## Exercise inputs
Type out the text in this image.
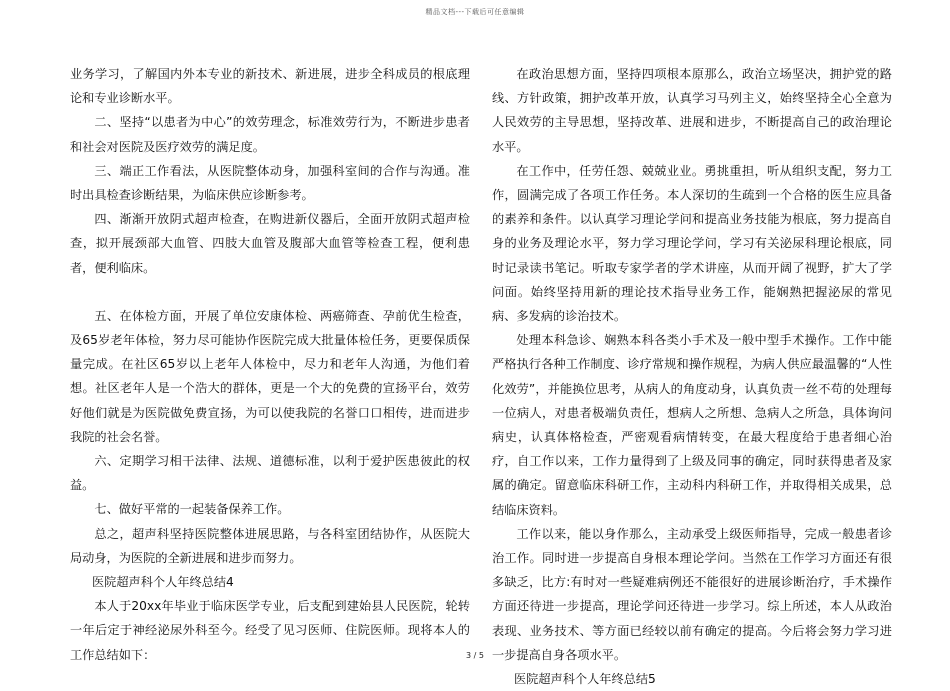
精品文档---下载后可任意编辑

业务学习，了解国内外本专业的新技术、新进展，进步全科成员的根底理论和专业诊断水平。

二、坚持“以患者为中心”的效劳理念，标准效劳行为，不断进步患者和社会对医院及医疗效劳的满足度。

三、端正工作看法，从医院整体动身，加强科室间的合作与沟通。准时出具检查诊断结果，为临床供应诊断参考。

四、渐渐开放阴式超声检查，在购进新仪器后，全面开放阴式超声检查，拟开展颈部大血管、四肢大血管及腹部大血管等检查工程，便利患者，便利临床。

五、在体检方面，开展了单位安康体检、两癌筛查、孕前优生检查，及65岁老年体检，努力尽可能协作医院完成大批量体检任务，更要保质保量完成。在社区65岁以上老年人体检中，尽力和老年人沟通，为他们着想。社区老年人是一个浩大的群体，更是一个大的免费的宣扬平台，效劳好他们就是为医院做免费宣扬，为可以使我院的名誉口口相传，进而进步我院的社会名誉。

六、定期学习相干法律、法规、道德标准，以利于爱护医患彼此的权益。

七、做好平常的一起装备保养工作。

总之，超声科坚持医院整体进展思路，与各科室团结协作，从医院大局动身，为医院的全新进展和进步而努力。

医院超声科个人年终总结4

本人于20xx年毕业于临床医学专业，后支配到建始县人民医院，轮转一年后定于神经泌尿外科至今。经受了见习医师、住院医师。现将本人的工作总结如下：

在政治思想方面，坚持四项根本原那么，政治立场坚决，拥护党的路线、方针政策，拥护改革开放，认真学习马列主义，始终坚持全心全意为人民效劳的主导思想，坚持改革、进展和进步，不断提高自己的政治理论水平。

在工作中，任劳任怨、兢兢业业。勇挑重担，听从组织支配，努力工作，圆满完成了各项工作任务。本人深切的生疏到一个合格的医生应具备的素养和条件。以认真学习理论学问和提高业务技能为根底，努力提高自身的业务及理论水平，努力学习理论学问，学习有关泌尿科理论根底，同时记录读书笔记。听取专家学者的学术讲座，从而开阔了视野，扩大了学问面。始终坚持用新的理论技术指导业务工作，能娴熟把握泌尿的常见病、多发病的诊治技术。

处理本科急诊、娴熟本科各类小手术及一般中型手术操作。工作中能严格执行各种工作制度、诊疗常规和操作规程，为病人供应最温馨的“人性化效劳”，并能换位思考，从病人的角度动身，认真负责一丝不苟的处理每一位病人，对患者极端负责任，想病人之所想、急病人之所急，具体询问病史，认真体格检查，严密观看病情转变，在最大程度给于患者细心治疗，自工作以来，工作力量得到了上级及同事的确定，同时获得患者及家属的确定。留意临床科研工作，主动科内科研工作，并取得相关成果，总结临床资料。

工作以来，能以身作那么，主动承受上级医师指导，完成一般患者诊治工作。同时进一步提高自身根本理论学问。当然在工作学习方面还有很多缺乏，比方:有时对一些疑难病例还不能很好的进展诊断治疗，手术操作方面还待进一步提高，理论学问还待进一步学习。综上所述，本人从政治表现、业务技术、等方面已经较以前有确定的提高。今后将会努力学习进一步提高自身各项水平。

医院超声科个人年终总结5

3 / 5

## Exercise goal
Print the records word for word and exclude any picture they hold.

## Full answer
Type out the text in this image.
精品文档---下载后可任意编辑

业务学习，了解国内外本专业的新技术、新进展，进步全科成员的根底理论和专业诊断水平。

二、坚持“以患者为中心”的效劳理念，标准效劳行为，不断进步患者和社会对医院及医疗效劳的满足度。

三、端正工作看法，从医院整体动身，加强科室间的合作与沟通。准时出具检查诊断结果，为临床供应诊断参考。

四、渐渐开放阴式超声检查，在购进新仪器后，全面开放阴式超声检查，拟开展颈部大血管、四肢大血管及腹部大血管等检查工程，便利患者，便利临床。

五、在体检方面，开展了单位安康体检、两癌筛查、孕前优生检查，及65岁老年体检，努力尽可能协作医院完成大批量体检任务，更要保质保量完成。在社区65岁以上老年人体检中，尽力和老年人沟通，为他们着想。社区老年人是一个浩大的群体，更是一个大的免费的宣扬平台，效劳好他们就是为医院做免费宣扬，为可以使我院的名誉口口相传，进而进步我院的社会名誉。

六、定期学习相干法律、法规、道德标准，以利于爱护医患彼此的权益。

七、做好平常的一起装备保养工作。

总之，超声科坚持医院整体进展思路，与各科室团结协作，从医院大局动身，为医院的全新进展和进步而努力。

医院超声科个人年终总结4

本人于20xx年毕业于临床医学专业，后支配到建始县人民医院，轮转一年后定于神经泌尿外科至今。经受了见习医师、住院医师。现将本人的工作总结如下：

在政治思想方面，坚持四项根本原那么，政治立场坚决，拥护党的路线、方针政策，拥护改革开放，认真学习马列主义，始终坚持全心全意为人民效劳的主导思想，坚持改革、进展和进步，不断提高自己的政治理论水平。

在工作中，任劳任怨、兢兢业业。勇挑重担，听从组织支配，努力工作，圆满完成了各项工作任务。本人深切的生疏到一个合格的医生应具备的素养和条件。以认真学习理论学问和提高业务技能为根底，努力提高自身的业务及理论水平，努力学习理论学问，学习有关泌尿科理论根底，同时记录读书笔记。听取专家学者的学术讲座，从而开阔了视野，扩大了学问面。始终坚持用新的理论技术指导业务工作，能娴熟把握泌尿的常见病、多发病的诊治技术。

处理本科急诊、娴熟本科各类小手术及一般中型手术操作。工作中能严格执行各种工作制度、诊疗常规和操作规程，为病人供应最温馨的“人性化效劳”，并能换位思考，从病人的角度动身，认真负责一丝不苟的处理每一位病人，对患者极端负责任，想病人之所想、急病人之所急，具体询问病史，认真体格检查，严密观看病情转变，在最大程度给于患者细心治疗，自工作以来，工作力量得到了上级及同事的确定，同时获得患者及家属的确定。留意临床科研工作，主动科内科研工作，并取得相关成果，总结临床资料。

工作以来，能以身作那么，主动承受上级医师指导，完成一般患者诊治工作。同时进一步提高自身根本理论学问。当然在工作学习方面还有很多缺乏，比方:有时对一些疑难病例还不能很好的进展诊断治疗，手术操作方面还待进一步提高，理论学问还待进一步学习。综上所述，本人从政治表现、业务技术、等方面已经较以前有确定的提高。今后将会努力学习进一步提高自身各项水平。

医院超声科个人年终总结5

3 / 5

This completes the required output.